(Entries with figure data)
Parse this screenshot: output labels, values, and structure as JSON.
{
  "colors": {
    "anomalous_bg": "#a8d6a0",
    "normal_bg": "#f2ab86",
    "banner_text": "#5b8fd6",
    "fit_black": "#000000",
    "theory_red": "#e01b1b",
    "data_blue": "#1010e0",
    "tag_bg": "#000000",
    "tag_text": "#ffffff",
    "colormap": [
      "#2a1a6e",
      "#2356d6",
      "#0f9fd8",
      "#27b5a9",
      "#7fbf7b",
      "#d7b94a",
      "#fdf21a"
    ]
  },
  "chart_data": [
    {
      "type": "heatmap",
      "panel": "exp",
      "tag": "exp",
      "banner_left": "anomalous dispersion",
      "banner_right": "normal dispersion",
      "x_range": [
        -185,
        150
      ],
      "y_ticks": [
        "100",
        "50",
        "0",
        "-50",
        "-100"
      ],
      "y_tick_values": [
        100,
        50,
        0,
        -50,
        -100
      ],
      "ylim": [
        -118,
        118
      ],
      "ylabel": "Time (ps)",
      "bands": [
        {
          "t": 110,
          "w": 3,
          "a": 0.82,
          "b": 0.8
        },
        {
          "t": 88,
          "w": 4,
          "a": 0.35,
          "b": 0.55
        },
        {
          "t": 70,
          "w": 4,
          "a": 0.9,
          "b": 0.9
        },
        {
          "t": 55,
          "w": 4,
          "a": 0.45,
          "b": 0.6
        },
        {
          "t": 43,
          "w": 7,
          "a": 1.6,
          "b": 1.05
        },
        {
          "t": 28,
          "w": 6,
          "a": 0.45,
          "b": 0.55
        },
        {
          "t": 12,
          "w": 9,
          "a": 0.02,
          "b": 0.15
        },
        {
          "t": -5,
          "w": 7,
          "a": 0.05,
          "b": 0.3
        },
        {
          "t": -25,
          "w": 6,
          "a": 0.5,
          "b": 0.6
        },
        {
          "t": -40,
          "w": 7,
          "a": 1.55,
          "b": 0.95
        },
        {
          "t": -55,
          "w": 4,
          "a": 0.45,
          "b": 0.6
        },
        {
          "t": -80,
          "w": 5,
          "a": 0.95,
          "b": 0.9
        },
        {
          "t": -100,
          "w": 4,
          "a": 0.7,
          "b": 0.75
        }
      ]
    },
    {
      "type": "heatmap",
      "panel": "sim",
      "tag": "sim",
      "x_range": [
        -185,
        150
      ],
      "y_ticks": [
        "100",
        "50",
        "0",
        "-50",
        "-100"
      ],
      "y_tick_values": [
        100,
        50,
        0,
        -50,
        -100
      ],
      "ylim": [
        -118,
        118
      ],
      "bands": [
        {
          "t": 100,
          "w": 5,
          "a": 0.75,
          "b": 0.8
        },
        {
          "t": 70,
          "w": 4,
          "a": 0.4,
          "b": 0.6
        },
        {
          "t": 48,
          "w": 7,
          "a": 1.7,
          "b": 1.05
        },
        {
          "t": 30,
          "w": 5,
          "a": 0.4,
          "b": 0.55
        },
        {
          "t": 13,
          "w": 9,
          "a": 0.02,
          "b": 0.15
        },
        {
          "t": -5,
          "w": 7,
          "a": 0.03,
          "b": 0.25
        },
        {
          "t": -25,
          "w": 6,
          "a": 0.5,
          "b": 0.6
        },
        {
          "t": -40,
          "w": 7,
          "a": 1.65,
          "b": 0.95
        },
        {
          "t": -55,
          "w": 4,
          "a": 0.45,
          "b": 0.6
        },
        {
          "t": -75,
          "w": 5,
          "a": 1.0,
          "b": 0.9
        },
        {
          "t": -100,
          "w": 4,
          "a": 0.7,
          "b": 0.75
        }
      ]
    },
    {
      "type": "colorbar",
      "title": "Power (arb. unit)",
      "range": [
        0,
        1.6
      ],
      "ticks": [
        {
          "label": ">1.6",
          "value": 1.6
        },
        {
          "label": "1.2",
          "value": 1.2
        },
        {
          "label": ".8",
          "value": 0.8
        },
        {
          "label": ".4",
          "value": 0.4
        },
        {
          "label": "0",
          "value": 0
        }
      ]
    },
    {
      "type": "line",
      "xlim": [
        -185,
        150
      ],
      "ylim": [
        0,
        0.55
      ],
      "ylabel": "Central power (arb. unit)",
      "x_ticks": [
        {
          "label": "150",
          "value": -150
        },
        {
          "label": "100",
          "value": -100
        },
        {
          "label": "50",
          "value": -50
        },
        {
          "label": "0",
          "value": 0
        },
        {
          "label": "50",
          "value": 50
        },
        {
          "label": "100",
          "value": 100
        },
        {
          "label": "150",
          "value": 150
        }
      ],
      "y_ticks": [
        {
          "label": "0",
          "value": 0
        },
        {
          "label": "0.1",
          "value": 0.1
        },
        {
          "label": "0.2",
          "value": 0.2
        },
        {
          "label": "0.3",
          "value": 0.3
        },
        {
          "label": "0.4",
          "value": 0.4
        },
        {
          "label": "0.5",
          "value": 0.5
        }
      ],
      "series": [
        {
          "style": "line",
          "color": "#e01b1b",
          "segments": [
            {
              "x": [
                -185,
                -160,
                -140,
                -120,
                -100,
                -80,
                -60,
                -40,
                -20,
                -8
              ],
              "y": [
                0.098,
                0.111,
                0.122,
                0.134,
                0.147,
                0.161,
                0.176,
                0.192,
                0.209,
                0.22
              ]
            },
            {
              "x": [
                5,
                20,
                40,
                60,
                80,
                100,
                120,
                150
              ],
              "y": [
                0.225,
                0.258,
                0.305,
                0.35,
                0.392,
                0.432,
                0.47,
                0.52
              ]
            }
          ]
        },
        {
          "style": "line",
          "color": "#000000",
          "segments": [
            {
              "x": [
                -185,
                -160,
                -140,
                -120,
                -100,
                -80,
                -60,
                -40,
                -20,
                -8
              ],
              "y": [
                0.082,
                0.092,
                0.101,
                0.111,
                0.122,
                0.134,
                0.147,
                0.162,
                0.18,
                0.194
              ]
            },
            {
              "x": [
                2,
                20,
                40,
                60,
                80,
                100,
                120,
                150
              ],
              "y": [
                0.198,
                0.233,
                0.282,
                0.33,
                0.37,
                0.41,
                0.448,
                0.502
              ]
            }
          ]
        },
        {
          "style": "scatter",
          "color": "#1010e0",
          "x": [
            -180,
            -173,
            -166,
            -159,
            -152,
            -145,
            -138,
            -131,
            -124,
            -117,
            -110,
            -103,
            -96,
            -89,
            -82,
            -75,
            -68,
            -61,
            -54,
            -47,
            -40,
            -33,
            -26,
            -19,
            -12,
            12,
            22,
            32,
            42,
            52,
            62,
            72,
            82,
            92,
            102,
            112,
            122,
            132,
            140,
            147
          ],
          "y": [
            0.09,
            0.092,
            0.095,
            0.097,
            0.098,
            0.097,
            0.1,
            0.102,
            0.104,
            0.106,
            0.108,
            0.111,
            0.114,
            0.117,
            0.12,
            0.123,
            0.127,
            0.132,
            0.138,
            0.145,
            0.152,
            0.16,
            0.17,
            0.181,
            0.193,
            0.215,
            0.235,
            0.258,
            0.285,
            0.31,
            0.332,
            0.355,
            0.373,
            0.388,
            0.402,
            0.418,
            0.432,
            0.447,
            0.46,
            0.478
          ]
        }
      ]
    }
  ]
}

...

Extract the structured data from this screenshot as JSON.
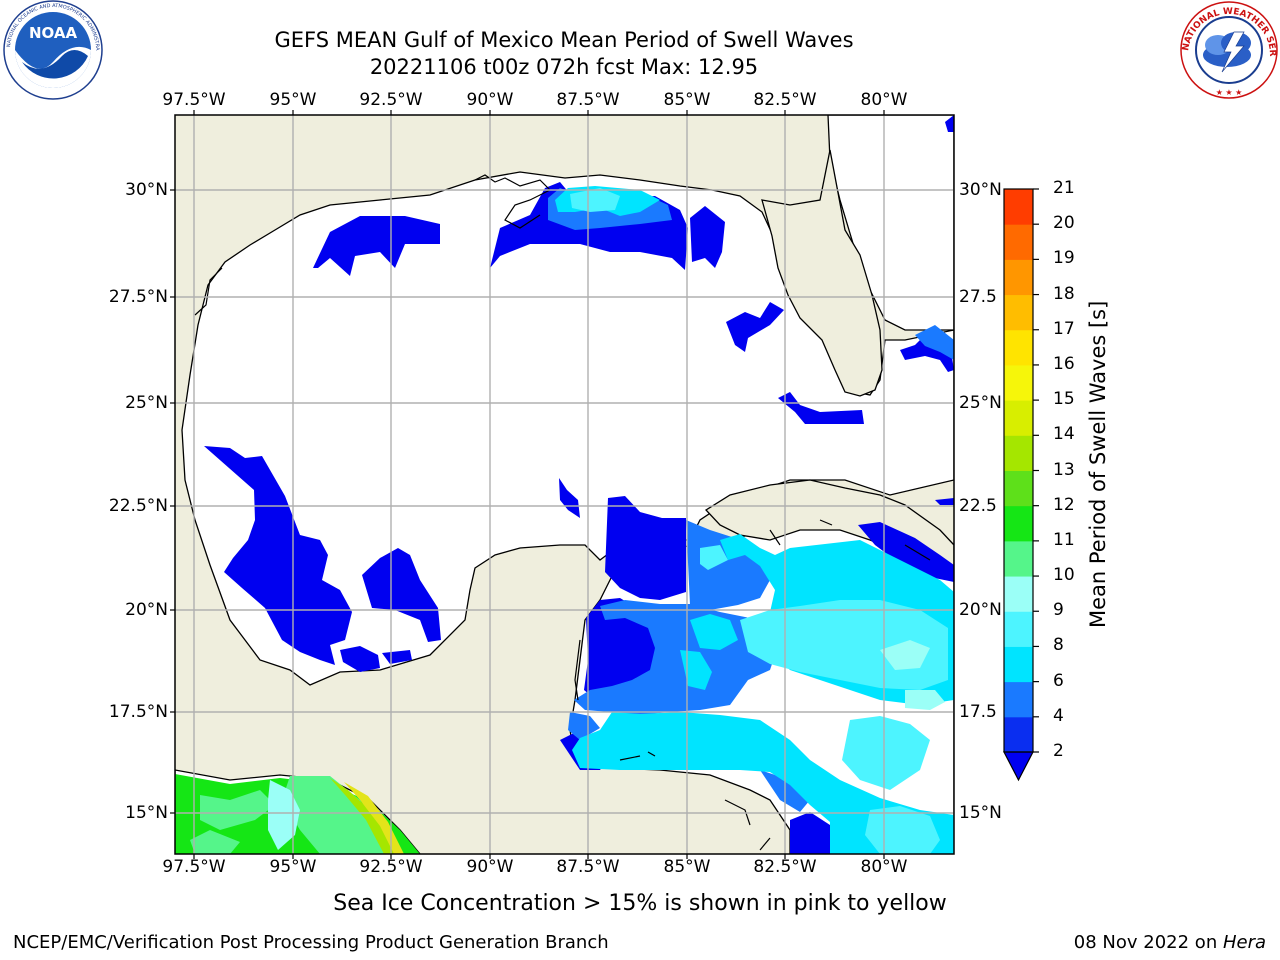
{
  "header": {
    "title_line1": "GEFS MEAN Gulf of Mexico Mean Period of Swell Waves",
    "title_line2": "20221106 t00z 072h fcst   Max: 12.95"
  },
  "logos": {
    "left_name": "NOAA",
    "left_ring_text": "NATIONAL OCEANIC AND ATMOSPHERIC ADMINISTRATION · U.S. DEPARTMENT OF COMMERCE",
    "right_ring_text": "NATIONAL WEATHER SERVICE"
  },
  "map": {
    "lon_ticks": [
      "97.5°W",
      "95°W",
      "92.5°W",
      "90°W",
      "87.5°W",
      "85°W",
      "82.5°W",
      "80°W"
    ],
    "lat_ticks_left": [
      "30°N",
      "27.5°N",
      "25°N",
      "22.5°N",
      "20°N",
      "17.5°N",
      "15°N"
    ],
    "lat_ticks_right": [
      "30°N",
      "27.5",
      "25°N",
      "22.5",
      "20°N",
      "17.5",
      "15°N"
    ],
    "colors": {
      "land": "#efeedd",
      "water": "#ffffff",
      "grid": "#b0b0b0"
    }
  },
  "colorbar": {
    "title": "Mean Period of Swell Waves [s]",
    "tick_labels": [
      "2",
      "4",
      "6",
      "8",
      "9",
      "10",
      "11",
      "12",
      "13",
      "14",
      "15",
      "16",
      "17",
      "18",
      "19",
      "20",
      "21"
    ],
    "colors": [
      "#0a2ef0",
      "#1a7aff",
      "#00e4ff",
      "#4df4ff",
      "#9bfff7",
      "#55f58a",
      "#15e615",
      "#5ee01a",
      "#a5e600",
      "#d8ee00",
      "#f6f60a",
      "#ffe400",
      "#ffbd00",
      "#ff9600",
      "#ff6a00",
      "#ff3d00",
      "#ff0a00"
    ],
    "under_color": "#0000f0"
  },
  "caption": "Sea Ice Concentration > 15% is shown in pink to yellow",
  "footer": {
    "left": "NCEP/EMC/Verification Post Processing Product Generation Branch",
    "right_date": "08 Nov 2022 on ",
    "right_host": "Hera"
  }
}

■ GOAL: Copy all lines from the material that hold "ylabel".

■ REPLY TO THE TASK:
      "ylabel": "Time (ps)",
      "ylabel": "Central power (arb. unit)",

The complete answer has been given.